_Directive A_
Rewrite the records as a numbered list, using only the lines from the one holding "heatmap-cell [143,394,149,400]" through the one holding "heatmap-cell [223,461,229,466]", inclusive, and skipping any blank lines.

_Text_
7PM (Screening location is Scribe Video Center, 4212 Chestnut St.)

TRACING LINEAGE
Lisa Kraus & Carmella Vassor-Johnson, USA, 2005, 40 min)
For her solo dance performance 50 Moves, choreographer Lisa Kraus fashioned a palette of fifty individual movements selected from her lifetime of dancing.  Kraus collaborated with filmmaker Carmella Vassor-Johnson to make Tracing Lineage a  playful video that is part informative primer the history of contemporary dance and part intimate portrait of an artist.  

I AM A DANCER IN MY HEART
Phally Chroy, USA, 2006, 20 mins
Phally Chroy has crafted this intimate portrait of his uncle Chamrouen Yin, who learned Cambodian Court Dance in the refugee camp after his family escaped Cambodia from the aftermath of the Khmer Rouge regime in 1979.  The importance of dance and identity are revealed through his art alongside the preparation of the dance and his daily duties.

_Extracted material_
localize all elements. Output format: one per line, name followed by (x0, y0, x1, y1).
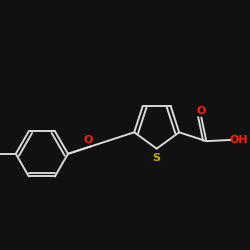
Text: OH: OH (230, 135, 248, 145)
Text: O: O (83, 135, 93, 145)
Text: O: O (197, 106, 206, 116)
Text: S: S (153, 153, 161, 163)
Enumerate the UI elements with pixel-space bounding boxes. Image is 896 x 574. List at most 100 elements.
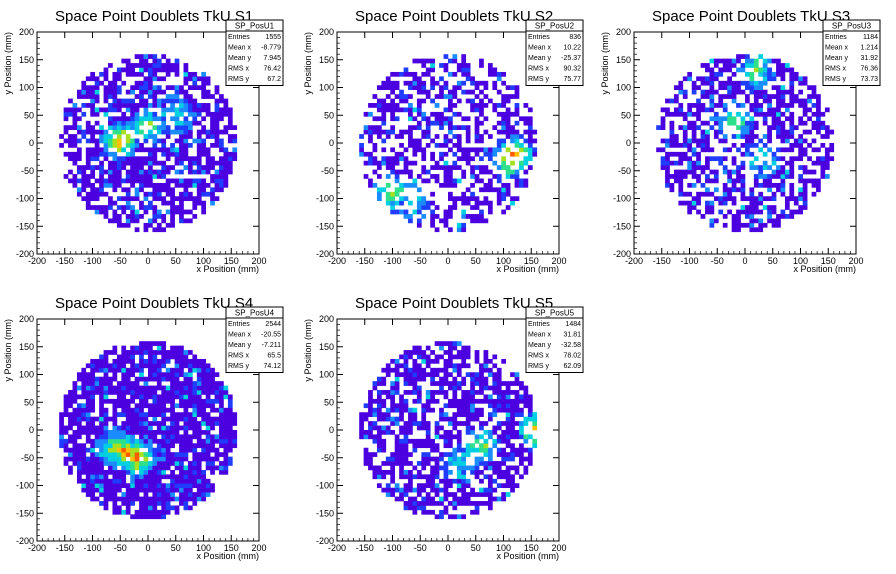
heatmap-cell [143,394,149,400]
heatmap-cell [219,469,224,475]
heatmap-cell [802,182,808,188]
heatmap-cell [487,385,493,391]
heatmap-cell [456,474,462,480]
heatmap-cell [179,345,184,351]
heatmap-cell [519,394,524,400]
heatmap-cell [143,98,149,104]
heatmap-cell [673,138,679,144]
heatmap-cell [148,191,153,197]
heatmap-cell [758,54,764,59]
heatmap-cell [682,191,688,197]
heatmap-cell [125,501,131,506]
heatmap-cell [824,156,830,162]
heatmap-cell [456,367,462,373]
heatmap-cell [108,430,113,435]
heatmap-cell [421,165,427,170]
heatmap-cell [767,94,772,99]
heatmap-cell [753,227,759,233]
heatmap-cell [103,425,109,431]
heatmap-cell [456,421,462,426]
heatmap-cell [156,85,162,91]
heatmap-cell [139,385,144,391]
heatmap-cell [421,487,427,493]
heatmap-cell [669,187,675,193]
heatmap-cell [108,107,113,113]
heatmap-cell [682,169,688,175]
heatmap-cell [394,381,400,386]
heatmap-cell [461,487,467,493]
heatmap-cell [745,209,750,215]
heatmap-cell [807,143,812,148]
heatmap-cell [385,407,391,413]
heatmap-cell [148,394,153,400]
heatmap-cell [510,447,515,453]
heatmap-cell [232,421,238,426]
heatmap-cell [452,425,458,431]
heatmap-cell [63,398,69,404]
heatmap-cell [223,461,229,466]
heatmap-cell [103,71,109,77]
heatmap-cell [394,94,400,99]
heatmap-cell [501,438,507,444]
heatmap-cell [152,407,158,413]
heatmap-cell [148,350,153,355]
heatmap-cell [134,63,140,68]
heatmap-cell [170,63,175,68]
heatmap-cell [232,416,238,422]
heatmap-cell [112,372,118,378]
heatmap-cell [412,501,418,506]
heatmap-cell [461,478,467,484]
heatmap-cell [483,452,489,457]
heatmap-cell [85,416,91,422]
heatmap-cell [452,385,458,391]
heatmap-cell [381,416,387,422]
heatmap-cell [148,430,153,435]
heatmap-cell [510,465,515,471]
heatmap-cell [99,80,104,86]
heatmap-cell [183,430,189,435]
y-tick-label: -200 [16,536,34,546]
heatmap-cell [214,416,220,422]
heatmap-cell [470,447,475,453]
heatmap-cell [165,156,171,162]
heatmap-cell [223,147,229,153]
heatmap-cell [416,98,422,104]
heatmap-cell [187,165,193,170]
heatmap-cell [210,94,215,99]
heatmap-cell [125,98,131,104]
heatmap-cell [152,447,158,453]
heatmap-cell [403,474,409,480]
heatmap-cell [713,63,719,68]
heatmap-cell [130,147,135,153]
heatmap-cell [390,85,396,91]
heatmap-cell [758,67,764,73]
heatmap-cell [139,452,144,457]
heatmap-cell [139,345,144,351]
heatmap-cell [130,358,135,364]
heatmap-cell [425,474,431,480]
heatmap-cell [465,63,471,68]
heatmap-cell [125,191,131,197]
heatmap-cell [76,452,82,457]
heatmap-cell [152,196,158,202]
heatmap-cell [470,509,475,515]
heatmap-cell [116,98,122,104]
heatmap-cell [214,85,220,91]
heatmap-cell [412,76,418,82]
heatmap-cell [465,196,471,202]
heatmap-cell [179,354,184,360]
heatmap-cell [461,469,467,475]
heatmap-cell [461,474,467,480]
heatmap-cell [709,103,715,108]
heatmap-cell [776,89,781,95]
heatmap-cell [439,76,444,82]
heatmap-cell [789,103,795,108]
heatmap-cell [776,182,781,188]
heatmap-cell [174,372,180,378]
heatmap-cell [687,111,693,117]
heatmap-cell [72,461,78,466]
heatmap-cell [780,169,786,175]
heatmap-cell [718,94,724,99]
heatmap-cell [103,354,109,360]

_Directive B_
Write the next part of the film screening listings, picking up after their final sentence.

_Expected answer A_
1. heatmap-cell [143,394,149,400]
2. heatmap-cell [219,469,224,475]
3. heatmap-cell [802,182,808,188]
4. heatmap-cell [487,385,493,391]
5. heatmap-cell [456,474,462,480]
6. heatmap-cell [179,345,184,351]
7. heatmap-cell [519,394,524,400]
8. heatmap-cell [143,98,149,104]
9. heatmap-cell [673,138,679,144]
10. heatmap-cell [148,191,153,197]
11. heatmap-cell [758,54,764,59]
12. heatmap-cell [682,191,688,197]
13. heatmap-cell [125,501,131,506]
14. heatmap-cell [824,156,830,162]
15. heatmap-cell [456,367,462,373]
16. heatmap-cell [108,430,113,435]
17. heatmap-cell [421,165,427,170]
18. heatmap-cell [767,94,772,99]
19. heatmap-cell [753,227,759,233]
20. heatmap-cell [103,425,109,431]
21. heatmap-cell [456,421,462,426]
22. heatmap-cell [156,85,162,91]
23. heatmap-cell [139,385,144,391]
24. heatmap-cell [421,487,427,493]
25. heatmap-cell [669,187,675,193]
26. heatmap-cell [108,107,113,113]
27. heatmap-cell [682,169,688,175]
28. heatmap-cell [394,381,400,386]
29. heatmap-cell [461,487,467,493]
30. heatmap-cell [745,209,750,215]
31. heatmap-cell [807,143,812,148]
32. heatmap-cell [385,407,391,413]
33. heatmap-cell [148,394,153,400]
34. heatmap-cell [510,447,515,453]
35. heatmap-cell [232,421,238,426]
36. heatmap-cell [452,425,458,431]
37. heatmap-cell [63,398,69,404]
38. heatmap-cell [223,461,229,466]

_Expected answer B_
Presented in collaboration with Scribe Video Center as part of their monthly screening series Storyville.

10PM -BREATH (NEFES)
Huseyin Karabey, Turkey, 2005; 40m
(in Dutch, with English subtitles)
A taciturn Pina Bausch, the heralded queen of European dance theatre who studied at The Juilliard School in New York, smiles, nods, and takes notes for the marvelous dancers of her Wuppertal Dance Theatre, seen rehearsing and performing in Istanbul. Enigmatic as always, the choreographer nevertheless offers a privileged glimpse of herself at work with her handsome, playful dancers who solicit approval from the master choreographer with their improvisations.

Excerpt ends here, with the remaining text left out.